*Task brief*. Each line containing the word "JSON" should be found and copied.
··· Task material
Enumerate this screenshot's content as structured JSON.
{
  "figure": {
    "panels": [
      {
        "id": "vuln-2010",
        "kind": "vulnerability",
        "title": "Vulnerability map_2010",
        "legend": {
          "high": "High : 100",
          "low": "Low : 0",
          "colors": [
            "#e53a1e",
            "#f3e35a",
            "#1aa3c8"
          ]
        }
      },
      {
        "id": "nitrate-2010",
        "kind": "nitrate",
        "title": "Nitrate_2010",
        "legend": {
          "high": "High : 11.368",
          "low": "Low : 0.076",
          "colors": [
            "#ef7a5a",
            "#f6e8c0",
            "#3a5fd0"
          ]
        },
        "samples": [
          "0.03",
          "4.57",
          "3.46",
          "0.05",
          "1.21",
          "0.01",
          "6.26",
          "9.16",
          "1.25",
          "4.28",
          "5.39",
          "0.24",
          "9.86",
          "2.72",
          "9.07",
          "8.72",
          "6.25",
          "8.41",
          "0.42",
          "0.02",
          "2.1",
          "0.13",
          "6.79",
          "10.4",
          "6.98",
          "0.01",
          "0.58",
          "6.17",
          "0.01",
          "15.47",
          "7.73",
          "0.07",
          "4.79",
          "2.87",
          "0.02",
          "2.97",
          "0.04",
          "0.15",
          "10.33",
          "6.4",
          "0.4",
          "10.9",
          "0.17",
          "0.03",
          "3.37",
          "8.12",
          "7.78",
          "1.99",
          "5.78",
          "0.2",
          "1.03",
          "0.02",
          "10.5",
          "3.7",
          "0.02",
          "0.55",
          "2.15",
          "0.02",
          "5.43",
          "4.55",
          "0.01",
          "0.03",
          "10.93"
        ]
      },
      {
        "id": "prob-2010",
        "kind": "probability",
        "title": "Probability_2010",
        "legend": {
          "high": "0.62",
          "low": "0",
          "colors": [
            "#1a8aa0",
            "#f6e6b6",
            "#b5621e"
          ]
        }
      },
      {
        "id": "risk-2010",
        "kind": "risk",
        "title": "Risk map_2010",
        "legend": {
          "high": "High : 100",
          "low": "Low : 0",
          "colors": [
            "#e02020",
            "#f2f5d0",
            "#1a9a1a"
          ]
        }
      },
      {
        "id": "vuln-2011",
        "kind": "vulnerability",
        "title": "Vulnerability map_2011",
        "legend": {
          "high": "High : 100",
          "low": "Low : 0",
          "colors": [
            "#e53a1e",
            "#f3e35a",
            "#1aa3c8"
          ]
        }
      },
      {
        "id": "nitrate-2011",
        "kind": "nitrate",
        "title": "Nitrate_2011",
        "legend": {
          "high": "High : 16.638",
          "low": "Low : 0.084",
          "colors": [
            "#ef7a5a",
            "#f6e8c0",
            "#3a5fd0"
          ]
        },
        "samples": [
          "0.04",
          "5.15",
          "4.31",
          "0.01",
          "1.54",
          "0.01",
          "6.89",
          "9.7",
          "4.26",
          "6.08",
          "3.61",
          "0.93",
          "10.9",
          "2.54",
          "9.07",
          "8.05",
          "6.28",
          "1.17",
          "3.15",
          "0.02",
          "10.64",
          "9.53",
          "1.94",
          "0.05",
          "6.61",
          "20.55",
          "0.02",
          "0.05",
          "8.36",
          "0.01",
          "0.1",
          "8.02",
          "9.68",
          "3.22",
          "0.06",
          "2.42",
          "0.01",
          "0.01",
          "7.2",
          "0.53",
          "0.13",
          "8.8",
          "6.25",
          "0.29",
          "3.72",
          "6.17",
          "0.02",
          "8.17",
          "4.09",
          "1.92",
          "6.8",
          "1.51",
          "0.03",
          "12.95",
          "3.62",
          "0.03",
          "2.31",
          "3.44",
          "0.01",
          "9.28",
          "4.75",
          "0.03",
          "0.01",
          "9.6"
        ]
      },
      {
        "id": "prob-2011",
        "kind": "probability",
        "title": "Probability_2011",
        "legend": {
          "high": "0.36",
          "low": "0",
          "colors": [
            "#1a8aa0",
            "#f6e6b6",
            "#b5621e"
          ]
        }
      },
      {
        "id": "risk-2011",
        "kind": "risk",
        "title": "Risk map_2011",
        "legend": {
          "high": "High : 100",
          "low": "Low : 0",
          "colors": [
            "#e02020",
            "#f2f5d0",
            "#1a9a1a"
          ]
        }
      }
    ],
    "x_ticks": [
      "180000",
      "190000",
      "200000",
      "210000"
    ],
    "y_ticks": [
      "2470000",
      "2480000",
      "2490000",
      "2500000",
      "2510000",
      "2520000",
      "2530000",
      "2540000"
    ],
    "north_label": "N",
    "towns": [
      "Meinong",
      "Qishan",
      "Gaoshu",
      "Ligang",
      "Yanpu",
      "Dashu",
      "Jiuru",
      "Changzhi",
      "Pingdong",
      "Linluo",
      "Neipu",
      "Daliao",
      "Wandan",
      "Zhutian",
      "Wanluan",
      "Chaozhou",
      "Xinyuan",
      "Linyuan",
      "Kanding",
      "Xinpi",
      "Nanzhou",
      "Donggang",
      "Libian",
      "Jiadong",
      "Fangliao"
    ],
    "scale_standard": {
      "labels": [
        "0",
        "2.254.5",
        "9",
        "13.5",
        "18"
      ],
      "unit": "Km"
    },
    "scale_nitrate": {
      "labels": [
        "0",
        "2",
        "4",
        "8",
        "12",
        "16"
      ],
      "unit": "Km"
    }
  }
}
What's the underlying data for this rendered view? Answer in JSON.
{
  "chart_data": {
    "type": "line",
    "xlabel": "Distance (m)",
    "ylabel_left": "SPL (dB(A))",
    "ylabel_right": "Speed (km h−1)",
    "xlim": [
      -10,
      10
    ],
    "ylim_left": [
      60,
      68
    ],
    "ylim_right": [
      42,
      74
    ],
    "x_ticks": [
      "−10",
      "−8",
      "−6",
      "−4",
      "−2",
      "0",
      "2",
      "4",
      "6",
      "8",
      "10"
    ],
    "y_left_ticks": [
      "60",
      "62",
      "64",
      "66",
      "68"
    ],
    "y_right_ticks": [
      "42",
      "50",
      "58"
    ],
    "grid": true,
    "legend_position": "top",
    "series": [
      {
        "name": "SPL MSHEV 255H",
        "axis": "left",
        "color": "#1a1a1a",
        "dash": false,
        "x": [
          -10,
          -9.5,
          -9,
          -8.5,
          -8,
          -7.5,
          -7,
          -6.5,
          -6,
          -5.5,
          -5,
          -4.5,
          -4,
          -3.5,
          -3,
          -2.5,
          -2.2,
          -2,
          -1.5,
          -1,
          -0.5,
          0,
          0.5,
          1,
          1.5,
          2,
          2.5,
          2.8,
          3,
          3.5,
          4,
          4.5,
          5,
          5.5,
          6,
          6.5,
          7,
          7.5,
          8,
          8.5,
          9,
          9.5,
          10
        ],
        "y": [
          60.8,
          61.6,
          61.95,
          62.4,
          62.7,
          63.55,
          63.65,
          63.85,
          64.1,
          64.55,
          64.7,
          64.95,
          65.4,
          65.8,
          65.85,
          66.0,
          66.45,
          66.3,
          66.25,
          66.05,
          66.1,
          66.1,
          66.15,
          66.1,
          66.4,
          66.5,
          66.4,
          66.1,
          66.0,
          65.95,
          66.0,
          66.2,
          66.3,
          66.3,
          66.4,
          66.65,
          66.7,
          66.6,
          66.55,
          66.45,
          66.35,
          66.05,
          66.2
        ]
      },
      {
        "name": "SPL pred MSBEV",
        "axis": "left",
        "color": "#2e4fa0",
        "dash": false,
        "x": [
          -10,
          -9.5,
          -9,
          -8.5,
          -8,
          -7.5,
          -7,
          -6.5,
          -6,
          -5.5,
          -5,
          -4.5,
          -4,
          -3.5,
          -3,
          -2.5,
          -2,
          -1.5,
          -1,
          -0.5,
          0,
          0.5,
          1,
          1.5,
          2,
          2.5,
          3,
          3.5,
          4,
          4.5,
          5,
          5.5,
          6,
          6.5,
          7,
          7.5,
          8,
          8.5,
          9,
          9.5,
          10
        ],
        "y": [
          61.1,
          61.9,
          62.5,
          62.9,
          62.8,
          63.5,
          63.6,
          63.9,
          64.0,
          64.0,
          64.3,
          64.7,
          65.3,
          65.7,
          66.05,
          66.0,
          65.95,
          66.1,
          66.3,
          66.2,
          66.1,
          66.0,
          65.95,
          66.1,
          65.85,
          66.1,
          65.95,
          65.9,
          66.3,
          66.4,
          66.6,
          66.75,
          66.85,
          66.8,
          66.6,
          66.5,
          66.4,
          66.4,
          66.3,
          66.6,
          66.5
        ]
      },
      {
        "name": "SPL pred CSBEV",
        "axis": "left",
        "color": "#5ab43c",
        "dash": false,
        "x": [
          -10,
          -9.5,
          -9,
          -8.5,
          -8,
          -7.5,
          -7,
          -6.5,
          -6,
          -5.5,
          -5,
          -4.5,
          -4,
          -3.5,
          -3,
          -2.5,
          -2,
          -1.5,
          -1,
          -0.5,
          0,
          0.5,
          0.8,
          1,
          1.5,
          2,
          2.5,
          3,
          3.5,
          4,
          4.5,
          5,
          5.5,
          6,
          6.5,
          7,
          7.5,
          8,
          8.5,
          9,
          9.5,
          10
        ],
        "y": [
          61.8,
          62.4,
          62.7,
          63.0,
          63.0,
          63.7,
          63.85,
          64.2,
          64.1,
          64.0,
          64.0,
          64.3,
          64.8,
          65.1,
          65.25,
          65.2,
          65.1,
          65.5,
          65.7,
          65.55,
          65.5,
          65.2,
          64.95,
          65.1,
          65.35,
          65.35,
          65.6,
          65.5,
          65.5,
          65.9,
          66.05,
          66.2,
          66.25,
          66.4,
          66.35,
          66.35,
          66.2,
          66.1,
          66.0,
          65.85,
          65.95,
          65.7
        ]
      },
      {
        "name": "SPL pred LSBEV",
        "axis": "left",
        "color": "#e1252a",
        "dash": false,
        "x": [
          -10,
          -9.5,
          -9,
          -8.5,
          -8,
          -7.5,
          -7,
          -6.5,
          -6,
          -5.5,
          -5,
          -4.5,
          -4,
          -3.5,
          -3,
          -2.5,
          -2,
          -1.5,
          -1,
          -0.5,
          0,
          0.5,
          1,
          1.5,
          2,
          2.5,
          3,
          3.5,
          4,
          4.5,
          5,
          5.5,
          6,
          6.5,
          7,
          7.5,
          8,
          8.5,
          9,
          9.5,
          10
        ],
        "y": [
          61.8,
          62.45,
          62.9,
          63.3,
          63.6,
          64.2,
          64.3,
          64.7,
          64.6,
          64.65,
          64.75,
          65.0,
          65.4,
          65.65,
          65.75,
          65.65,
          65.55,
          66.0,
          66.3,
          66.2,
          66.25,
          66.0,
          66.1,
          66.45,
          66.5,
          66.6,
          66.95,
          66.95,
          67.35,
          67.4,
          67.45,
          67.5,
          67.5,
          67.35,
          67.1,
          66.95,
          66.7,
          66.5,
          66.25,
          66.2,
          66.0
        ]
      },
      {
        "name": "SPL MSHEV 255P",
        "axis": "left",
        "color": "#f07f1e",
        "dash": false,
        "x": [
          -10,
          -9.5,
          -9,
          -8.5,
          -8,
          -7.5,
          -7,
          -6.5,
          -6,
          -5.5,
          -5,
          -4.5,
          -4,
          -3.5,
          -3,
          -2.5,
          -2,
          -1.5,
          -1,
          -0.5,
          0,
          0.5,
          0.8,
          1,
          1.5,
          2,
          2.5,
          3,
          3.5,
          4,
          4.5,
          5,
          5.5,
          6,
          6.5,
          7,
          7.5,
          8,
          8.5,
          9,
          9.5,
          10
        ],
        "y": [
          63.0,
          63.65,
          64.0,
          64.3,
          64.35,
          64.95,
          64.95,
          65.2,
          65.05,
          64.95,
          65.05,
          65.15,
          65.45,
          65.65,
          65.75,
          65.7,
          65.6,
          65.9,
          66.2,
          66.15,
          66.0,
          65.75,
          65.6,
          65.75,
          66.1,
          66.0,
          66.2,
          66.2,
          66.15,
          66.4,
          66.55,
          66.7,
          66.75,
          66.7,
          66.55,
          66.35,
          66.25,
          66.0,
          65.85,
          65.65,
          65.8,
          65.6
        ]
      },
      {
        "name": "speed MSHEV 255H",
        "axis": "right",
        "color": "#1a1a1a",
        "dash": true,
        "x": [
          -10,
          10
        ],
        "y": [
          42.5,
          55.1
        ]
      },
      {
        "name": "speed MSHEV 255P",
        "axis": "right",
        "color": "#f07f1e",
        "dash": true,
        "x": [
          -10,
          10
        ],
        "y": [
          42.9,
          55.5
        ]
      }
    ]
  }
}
······
*Exercise result*.
Enumerate this screenshot's content as structured JSON.
What's the underlying data for this rendered view? Answer in JSON.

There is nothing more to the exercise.